Records from a dataset:
= = = = = = =

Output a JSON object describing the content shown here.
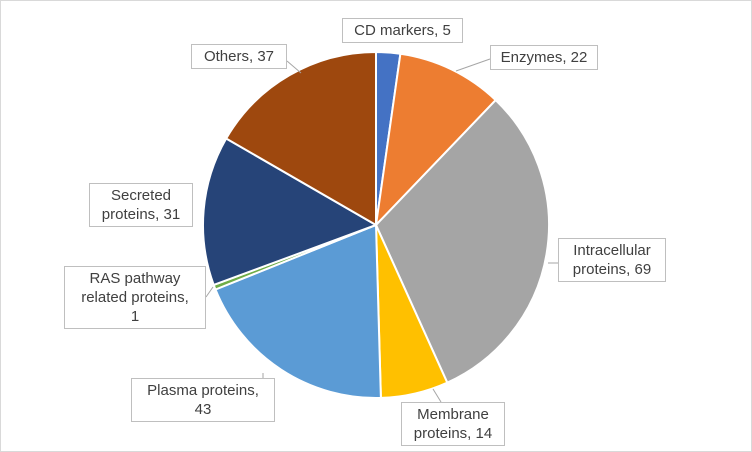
{
  "chart_data": {
    "type": "pie",
    "title": "",
    "slices": [
      {
        "label": "CD markers",
        "value": 5,
        "color": "#4472c4",
        "display": "CD markers, 5"
      },
      {
        "label": "Enzymes",
        "value": 22,
        "color": "#ed7d31",
        "display": "Enzymes, 22"
      },
      {
        "label": "Intracellular proteins",
        "value": 69,
        "color": "#a5a5a5",
        "display_lines": [
          "Intracellular",
          "proteins, 69"
        ]
      },
      {
        "label": "Membrane proteins",
        "value": 14,
        "color": "#ffc000",
        "display_lines": [
          "Membrane",
          "proteins, 14"
        ]
      },
      {
        "label": "Plasma proteins",
        "value": 43,
        "color": "#5b9bd5",
        "display_lines": [
          "Plasma proteins,",
          "43"
        ]
      },
      {
        "label": "RAS pathway related proteins",
        "value": 1,
        "color": "#70ad47",
        "display_lines": [
          "RAS pathway",
          "related proteins,",
          "1"
        ]
      },
      {
        "label": "Secreted proteins",
        "value": 31,
        "color": "#264478",
        "display_lines": [
          "Secreted",
          "proteins, 31"
        ]
      },
      {
        "label": "Others",
        "value": 37,
        "color": "#9e480e",
        "display": "Others, 37"
      }
    ]
  }
}
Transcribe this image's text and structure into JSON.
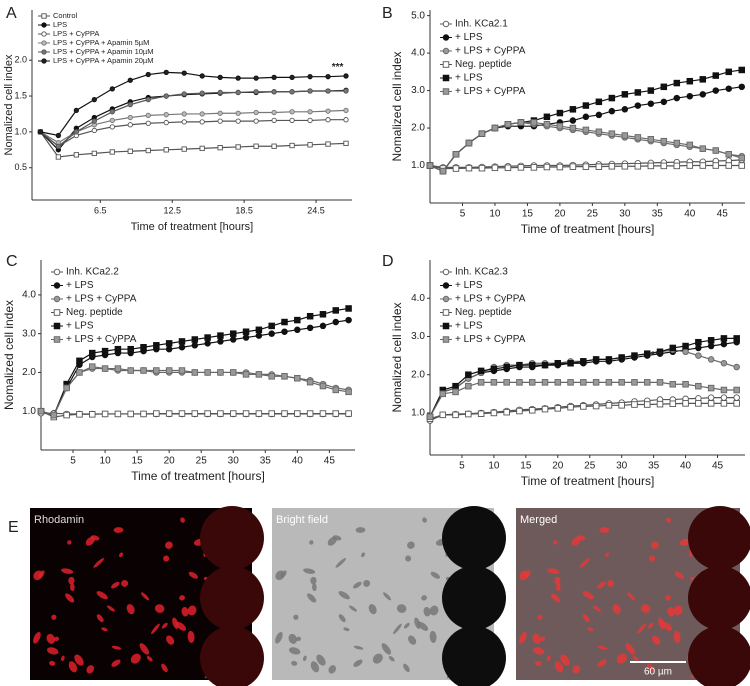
{
  "chart_data": [
    {
      "type": "line",
      "panel": "A",
      "ylabel": "Nomalized cell index",
      "xlabel": "Time of treatment [hours]",
      "x": [
        1.5,
        3,
        4.5,
        6,
        7.5,
        9,
        10.5,
        12,
        13.5,
        15,
        16.5,
        18,
        19.5,
        21,
        22.5,
        24,
        25.5,
        27
      ],
      "xlim": [
        0.8,
        27.5
      ],
      "xticks": [
        6.5,
        12.5,
        18.5,
        24.5
      ],
      "ylim": [
        0.05,
        2.7
      ],
      "yticks": [
        0.5,
        {
          "value": 1,
          "label": "1.0"
        },
        1.5,
        {
          "value": 2,
          "label": "2.0"
        }
      ],
      "series": [
        {
          "name": "Control",
          "color": "#555555",
          "fill": "#ffffff",
          "marker": "square",
          "values": [
            1.0,
            0.65,
            0.68,
            0.7,
            0.72,
            0.73,
            0.74,
            0.75,
            0.76,
            0.77,
            0.78,
            0.79,
            0.8,
            0.8,
            0.81,
            0.82,
            0.83,
            0.84
          ]
        },
        {
          "name": "LPS",
          "color": "#111111",
          "fill": "#111111",
          "marker": "circle",
          "values": [
            1.0,
            0.75,
            1.05,
            1.2,
            1.32,
            1.42,
            1.48,
            1.5,
            1.52,
            1.53,
            1.54,
            1.55,
            1.55,
            1.56,
            1.56,
            1.57,
            1.57,
            1.58
          ]
        },
        {
          "name": "LPS + CyPPA",
          "color": "#555555",
          "fill": "#ffffff",
          "marker": "circle",
          "values": [
            1.0,
            0.8,
            0.95,
            1.02,
            1.07,
            1.1,
            1.12,
            1.13,
            1.14,
            1.14,
            1.15,
            1.15,
            1.15,
            1.16,
            1.16,
            1.16,
            1.17,
            1.17
          ]
        },
        {
          "name": "LPS + CyPPA + Apamin 5µM",
          "color": "#777777",
          "fill": "#bbbbbb",
          "marker": "circle",
          "values": [
            1.0,
            0.85,
            1.0,
            1.1,
            1.16,
            1.2,
            1.23,
            1.24,
            1.25,
            1.25,
            1.26,
            1.26,
            1.27,
            1.27,
            1.28,
            1.28,
            1.29,
            1.3
          ]
        },
        {
          "name": "LPS + CyPPA + Apamin 10µM",
          "color": "#555555",
          "fill": "#777777",
          "marker": "circle",
          "values": [
            1.0,
            0.8,
            1.0,
            1.15,
            1.28,
            1.38,
            1.45,
            1.5,
            1.53,
            1.54,
            1.55,
            1.55,
            1.56,
            1.56,
            1.56,
            1.57,
            1.57,
            1.57
          ]
        },
        {
          "name": "LPS + CyPPA + Apamin 20µM",
          "color": "#111111",
          "fill": "#222222",
          "marker": "circle",
          "values": [
            1.0,
            0.95,
            1.3,
            1.45,
            1.6,
            1.72,
            1.8,
            1.83,
            1.82,
            1.78,
            1.76,
            1.75,
            1.75,
            1.76,
            1.76,
            1.77,
            1.77,
            1.78
          ]
        }
      ],
      "annotations": [
        {
          "text": "***",
          "x": 26.3,
          "y": 1.9
        }
      ]
    },
    {
      "type": "line",
      "panel": "B",
      "ylabel": "Nomalized cell index",
      "xlabel": "Time of treatment [hours]",
      "x": [
        0,
        2,
        4,
        6,
        8,
        10,
        12,
        14,
        16,
        18,
        20,
        22,
        24,
        26,
        28,
        30,
        32,
        34,
        36,
        38,
        40,
        42,
        44,
        46,
        48
      ],
      "xlim": [
        0,
        48.5
      ],
      "xticks": [
        5,
        10,
        15,
        20,
        25,
        30,
        35,
        40,
        45
      ],
      "ylim": [
        0,
        5.15
      ],
      "yticks": [
        {
          "value": 1,
          "label": "1.0"
        },
        {
          "value": 2,
          "label": "2.0"
        },
        {
          "value": 3,
          "label": "3.0"
        },
        {
          "value": 4,
          "label": "4.0"
        },
        {
          "value": 5,
          "label": "5.0"
        }
      ],
      "series": [
        {
          "name": "Inh. KCa2.1",
          "color": "#555555",
          "fill": "#ffffff",
          "marker": "circle",
          "values": [
            1.0,
            0.95,
            0.95,
            0.95,
            0.96,
            0.97,
            0.98,
            0.99,
            1.0,
            1.0,
            1.0,
            1.01,
            1.02,
            1.03,
            1.04,
            1.05,
            1.06,
            1.07,
            1.08,
            1.09,
            1.1,
            1.1,
            1.12,
            1.13,
            1.15
          ]
        },
        {
          "name": "+ LPS",
          "color": "#111111",
          "fill": "#111111",
          "marker": "circle",
          "values": [
            1.0,
            0.85,
            1.3,
            1.6,
            1.85,
            2.0,
            2.05,
            2.05,
            2.05,
            2.1,
            2.15,
            2.2,
            2.3,
            2.35,
            2.45,
            2.5,
            2.6,
            2.65,
            2.7,
            2.8,
            2.85,
            2.9,
            3.0,
            3.05,
            3.1
          ]
        },
        {
          "name": "+ LPS + CyPPA",
          "color": "#666666",
          "fill": "#999999",
          "marker": "circle",
          "values": [
            1.0,
            0.85,
            1.3,
            1.6,
            1.85,
            2.0,
            2.1,
            2.15,
            2.1,
            2.05,
            2.0,
            1.95,
            1.9,
            1.85,
            1.8,
            1.75,
            1.7,
            1.65,
            1.6,
            1.55,
            1.5,
            1.45,
            1.4,
            1.3,
            1.25
          ]
        },
        {
          "name": "Neg. peptide",
          "color": "#555555",
          "fill": "#ffffff",
          "marker": "square",
          "values": [
            1.0,
            0.92,
            0.92,
            0.93,
            0.93,
            0.94,
            0.94,
            0.95,
            0.95,
            0.96,
            0.96,
            0.97,
            0.97,
            0.97,
            0.98,
            0.98,
            0.98,
            0.99,
            0.99,
            0.99,
            1.0,
            1.0,
            1.0,
            1.0,
            1.0
          ]
        },
        {
          "name": "+ LPS",
          "color": "#111111",
          "fill": "#111111",
          "marker": "square",
          "values": [
            1.0,
            0.85,
            1.3,
            1.6,
            1.85,
            2.0,
            2.1,
            2.15,
            2.2,
            2.3,
            2.4,
            2.5,
            2.6,
            2.7,
            2.8,
            2.9,
            2.95,
            3.0,
            3.1,
            3.2,
            3.25,
            3.3,
            3.4,
            3.5,
            3.55
          ]
        },
        {
          "name": "+ LPS + CyPPA",
          "color": "#666666",
          "fill": "#999999",
          "marker": "square",
          "values": [
            1.0,
            0.85,
            1.3,
            1.6,
            1.85,
            2.0,
            2.1,
            2.15,
            2.15,
            2.1,
            2.05,
            2.0,
            1.95,
            1.9,
            1.85,
            1.8,
            1.75,
            1.7,
            1.65,
            1.6,
            1.55,
            1.45,
            1.4,
            1.3,
            1.2
          ]
        }
      ]
    },
    {
      "type": "line",
      "panel": "C",
      "ylabel": "Nomalized cell index",
      "xlabel": "Time of treatment [hours]",
      "x": [
        0,
        2,
        4,
        6,
        8,
        10,
        12,
        14,
        16,
        18,
        20,
        22,
        24,
        26,
        28,
        30,
        32,
        34,
        36,
        38,
        40,
        42,
        44,
        46,
        48
      ],
      "xlim": [
        0,
        49
      ],
      "xticks": [
        5,
        10,
        15,
        20,
        25,
        30,
        35,
        40,
        45
      ],
      "ylim": [
        0,
        4.9
      ],
      "yticks": [
        {
          "value": 1,
          "label": "1.0"
        },
        {
          "value": 2,
          "label": "2.0"
        },
        {
          "value": 3,
          "label": "3.0"
        },
        {
          "value": 4,
          "label": "4.0"
        }
      ],
      "series": [
        {
          "name": "Inh. KCa2.2",
          "color": "#555555",
          "fill": "#ffffff",
          "marker": "circle",
          "values": [
            0.95,
            0.95,
            0.93,
            0.93,
            0.93,
            0.93,
            0.93,
            0.93,
            0.93,
            0.93,
            0.93,
            0.93,
            0.93,
            0.93,
            0.93,
            0.93,
            0.93,
            0.93,
            0.93,
            0.93,
            0.93,
            0.93,
            0.93,
            0.93,
            0.93
          ]
        },
        {
          "name": "+ LPS",
          "color": "#111111",
          "fill": "#111111",
          "marker": "circle",
          "values": [
            1.0,
            0.9,
            1.6,
            2.2,
            2.4,
            2.45,
            2.5,
            2.5,
            2.55,
            2.6,
            2.6,
            2.65,
            2.7,
            2.75,
            2.8,
            2.85,
            2.9,
            2.95,
            3.0,
            3.05,
            3.1,
            3.15,
            3.2,
            3.3,
            3.35
          ]
        },
        {
          "name": "+ LPS + CyPPA",
          "color": "#666666",
          "fill": "#999999",
          "marker": "circle",
          "values": [
            1.0,
            0.9,
            1.6,
            2.0,
            2.1,
            2.1,
            2.05,
            2.05,
            2.05,
            2.0,
            2.0,
            2.0,
            2.0,
            2.0,
            2.0,
            2.0,
            2.0,
            1.95,
            1.95,
            1.9,
            1.85,
            1.8,
            1.7,
            1.6,
            1.55
          ]
        },
        {
          "name": "Neg. peptide",
          "color": "#555555",
          "fill": "#ffffff",
          "marker": "square",
          "values": [
            1.0,
            0.85,
            0.9,
            0.92,
            0.92,
            0.93,
            0.93,
            0.93,
            0.93,
            0.94,
            0.94,
            0.94,
            0.94,
            0.94,
            0.94,
            0.94,
            0.94,
            0.94,
            0.94,
            0.94,
            0.94,
            0.94,
            0.94,
            0.94,
            0.94
          ]
        },
        {
          "name": "+ LPS",
          "color": "#111111",
          "fill": "#111111",
          "marker": "square",
          "values": [
            1.0,
            0.9,
            1.7,
            2.3,
            2.5,
            2.55,
            2.6,
            2.6,
            2.65,
            2.7,
            2.75,
            2.8,
            2.85,
            2.9,
            2.95,
            3.0,
            3.05,
            3.1,
            3.2,
            3.3,
            3.35,
            3.45,
            3.5,
            3.6,
            3.65
          ]
        },
        {
          "name": "+ LPS + CyPPA",
          "color": "#666666",
          "fill": "#999999",
          "marker": "square",
          "values": [
            1.0,
            0.9,
            1.6,
            2.0,
            2.15,
            2.1,
            2.1,
            2.05,
            2.05,
            2.05,
            2.05,
            2.05,
            2.0,
            2.0,
            2.0,
            2.0,
            1.95,
            1.95,
            1.9,
            1.9,
            1.85,
            1.75,
            1.65,
            1.55,
            1.5
          ]
        }
      ]
    },
    {
      "type": "line",
      "panel": "D",
      "ylabel": "Nomalized cell index",
      "xlabel": "Time of treatment [hours]",
      "x": [
        0,
        2,
        4,
        6,
        8,
        10,
        12,
        14,
        16,
        18,
        20,
        22,
        24,
        26,
        28,
        30,
        32,
        34,
        36,
        38,
        40,
        42,
        44,
        46,
        48
      ],
      "xlim": [
        0,
        49.3
      ],
      "xticks": [
        5,
        10,
        15,
        20,
        25,
        30,
        35,
        40,
        45
      ],
      "ylim": [
        -0.1,
        5.0
      ],
      "yticks": [
        {
          "value": 1,
          "label": "1.0"
        },
        {
          "value": 2,
          "label": "2.0"
        },
        {
          "value": 3,
          "label": "3.0"
        },
        {
          "value": 4,
          "label": "4.0"
        }
      ],
      "series": [
        {
          "name": "Inh. KCa2.3",
          "color": "#555555",
          "fill": "#ffffff",
          "marker": "circle",
          "values": [
            0.8,
            0.95,
            0.97,
            0.98,
            1.0,
            1.02,
            1.05,
            1.08,
            1.1,
            1.12,
            1.15,
            1.18,
            1.2,
            1.22,
            1.25,
            1.27,
            1.3,
            1.32,
            1.35,
            1.35,
            1.37,
            1.38,
            1.4,
            1.4,
            1.4
          ]
        },
        {
          "name": "+ LPS",
          "color": "#111111",
          "fill": "#111111",
          "marker": "circle",
          "values": [
            0.9,
            1.55,
            1.65,
            1.9,
            2.05,
            2.1,
            2.15,
            2.2,
            2.2,
            2.25,
            2.25,
            2.3,
            2.3,
            2.35,
            2.35,
            2.4,
            2.45,
            2.5,
            2.55,
            2.6,
            2.65,
            2.7,
            2.75,
            2.8,
            2.85
          ]
        },
        {
          "name": "+ LPS + CyPPA",
          "color": "#666666",
          "fill": "#999999",
          "marker": "circle",
          "values": [
            0.9,
            1.55,
            1.65,
            1.9,
            2.05,
            2.2,
            2.25,
            2.25,
            2.3,
            2.3,
            2.3,
            2.35,
            2.35,
            2.4,
            2.4,
            2.45,
            2.5,
            2.55,
            2.6,
            2.65,
            2.6,
            2.5,
            2.4,
            2.3,
            2.2
          ]
        },
        {
          "name": "Neg. peptide",
          "color": "#555555",
          "fill": "#ffffff",
          "marker": "square",
          "values": [
            0.85,
            0.95,
            0.95,
            0.97,
            0.98,
            1.0,
            1.02,
            1.05,
            1.07,
            1.1,
            1.12,
            1.15,
            1.17,
            1.18,
            1.2,
            1.2,
            1.22,
            1.22,
            1.23,
            1.24,
            1.25,
            1.25,
            1.25,
            1.25,
            1.25
          ]
        },
        {
          "name": "+ LPS",
          "color": "#111111",
          "fill": "#111111",
          "marker": "square",
          "values": [
            0.9,
            1.6,
            1.7,
            2.0,
            2.1,
            2.15,
            2.2,
            2.25,
            2.25,
            2.25,
            2.3,
            2.3,
            2.35,
            2.4,
            2.4,
            2.45,
            2.5,
            2.55,
            2.6,
            2.7,
            2.75,
            2.85,
            2.9,
            2.95,
            2.95
          ]
        },
        {
          "name": "+ LPS + CyPPA",
          "color": "#666666",
          "fill": "#999999",
          "marker": "square",
          "values": [
            0.9,
            1.5,
            1.55,
            1.7,
            1.8,
            1.8,
            1.8,
            1.8,
            1.8,
            1.8,
            1.8,
            1.8,
            1.8,
            1.8,
            1.8,
            1.8,
            1.8,
            1.8,
            1.8,
            1.75,
            1.75,
            1.7,
            1.65,
            1.6,
            1.6
          ]
        }
      ],
      "annotations": [
        {
          "text": "***",
          "x": 35.5,
          "y": 2.5
        }
      ]
    }
  ],
  "image_panel": {
    "panel": "E",
    "images": [
      "Rhodamin",
      "Bright field",
      "Merged"
    ],
    "scale_bar": "60 µm"
  }
}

= = = = = = =

● PROBLEM TO WORK ON
Whenever a line above contains "related", copy that line.

● RESULT
        "label": "RAS pathway related proteins",
          "related proteins,",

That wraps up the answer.